» **Items**:
*-*-*

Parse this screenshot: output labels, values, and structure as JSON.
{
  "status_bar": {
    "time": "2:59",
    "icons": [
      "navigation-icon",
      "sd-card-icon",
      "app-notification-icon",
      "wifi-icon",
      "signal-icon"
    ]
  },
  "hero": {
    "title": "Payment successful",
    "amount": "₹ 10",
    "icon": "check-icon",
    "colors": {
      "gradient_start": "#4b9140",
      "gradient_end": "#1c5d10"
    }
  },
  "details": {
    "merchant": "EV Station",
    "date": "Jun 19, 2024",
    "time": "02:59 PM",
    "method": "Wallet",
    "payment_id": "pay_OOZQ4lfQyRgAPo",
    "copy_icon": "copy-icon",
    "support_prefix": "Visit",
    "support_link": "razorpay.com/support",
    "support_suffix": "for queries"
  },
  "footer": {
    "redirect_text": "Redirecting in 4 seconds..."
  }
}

*-*-*

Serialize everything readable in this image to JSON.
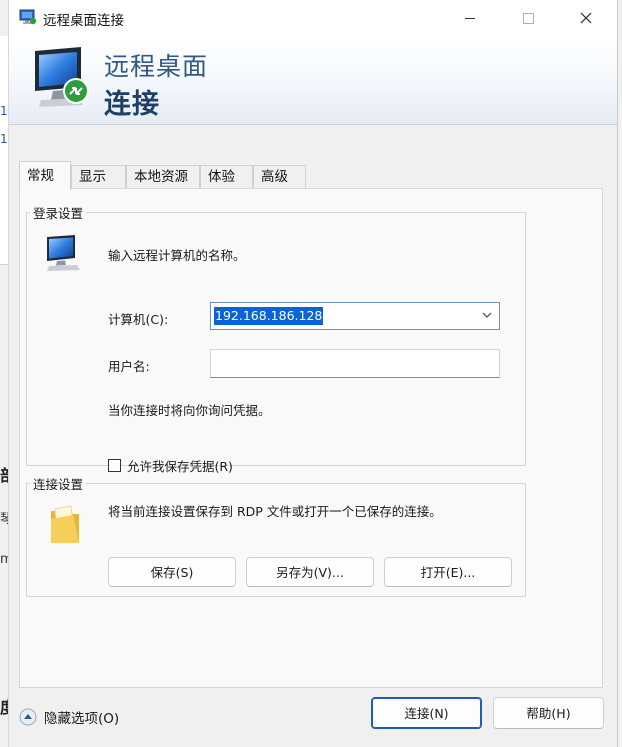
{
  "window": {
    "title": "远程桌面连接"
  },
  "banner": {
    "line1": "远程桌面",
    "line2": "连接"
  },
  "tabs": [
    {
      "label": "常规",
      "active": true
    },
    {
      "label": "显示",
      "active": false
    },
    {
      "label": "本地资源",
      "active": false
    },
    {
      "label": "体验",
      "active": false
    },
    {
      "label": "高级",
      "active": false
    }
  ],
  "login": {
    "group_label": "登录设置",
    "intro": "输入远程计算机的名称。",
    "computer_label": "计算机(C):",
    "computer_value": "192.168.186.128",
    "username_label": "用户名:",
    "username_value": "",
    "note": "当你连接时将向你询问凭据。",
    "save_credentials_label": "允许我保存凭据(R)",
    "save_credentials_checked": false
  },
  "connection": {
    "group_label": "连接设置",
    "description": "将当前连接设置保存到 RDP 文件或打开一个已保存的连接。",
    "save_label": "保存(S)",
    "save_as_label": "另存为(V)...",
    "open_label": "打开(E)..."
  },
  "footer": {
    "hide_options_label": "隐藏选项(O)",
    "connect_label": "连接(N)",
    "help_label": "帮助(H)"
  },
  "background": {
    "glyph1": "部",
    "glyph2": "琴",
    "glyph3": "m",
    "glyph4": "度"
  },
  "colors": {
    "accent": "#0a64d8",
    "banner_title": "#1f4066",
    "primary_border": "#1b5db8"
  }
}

*-*-*

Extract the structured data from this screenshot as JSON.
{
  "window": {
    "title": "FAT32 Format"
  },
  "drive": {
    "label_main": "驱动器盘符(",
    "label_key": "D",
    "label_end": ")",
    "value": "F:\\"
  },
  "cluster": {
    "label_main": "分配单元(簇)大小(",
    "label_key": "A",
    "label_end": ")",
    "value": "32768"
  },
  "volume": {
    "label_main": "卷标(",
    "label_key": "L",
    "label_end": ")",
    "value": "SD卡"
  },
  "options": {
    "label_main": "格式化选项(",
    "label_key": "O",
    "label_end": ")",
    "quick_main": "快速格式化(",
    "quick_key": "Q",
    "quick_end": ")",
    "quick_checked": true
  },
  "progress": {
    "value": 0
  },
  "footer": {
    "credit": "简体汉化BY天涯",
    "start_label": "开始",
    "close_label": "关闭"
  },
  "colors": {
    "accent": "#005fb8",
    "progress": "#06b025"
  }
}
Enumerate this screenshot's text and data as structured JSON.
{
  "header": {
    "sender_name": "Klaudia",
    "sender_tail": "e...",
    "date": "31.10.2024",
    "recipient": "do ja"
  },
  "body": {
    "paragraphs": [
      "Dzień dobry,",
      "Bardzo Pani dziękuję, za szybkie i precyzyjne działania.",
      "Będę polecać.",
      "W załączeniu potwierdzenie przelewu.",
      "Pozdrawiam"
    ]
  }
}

*-*-*

» **Request**: Look through the data above. Find each line with the string "screenshot" and copy it.

» **The solution**:
Parse this screenshot: output labels, values, and structure as JSON.
Extract the structured data from this screenshot as JSON.
Enumerate this screenshot's text and data as structured JSON.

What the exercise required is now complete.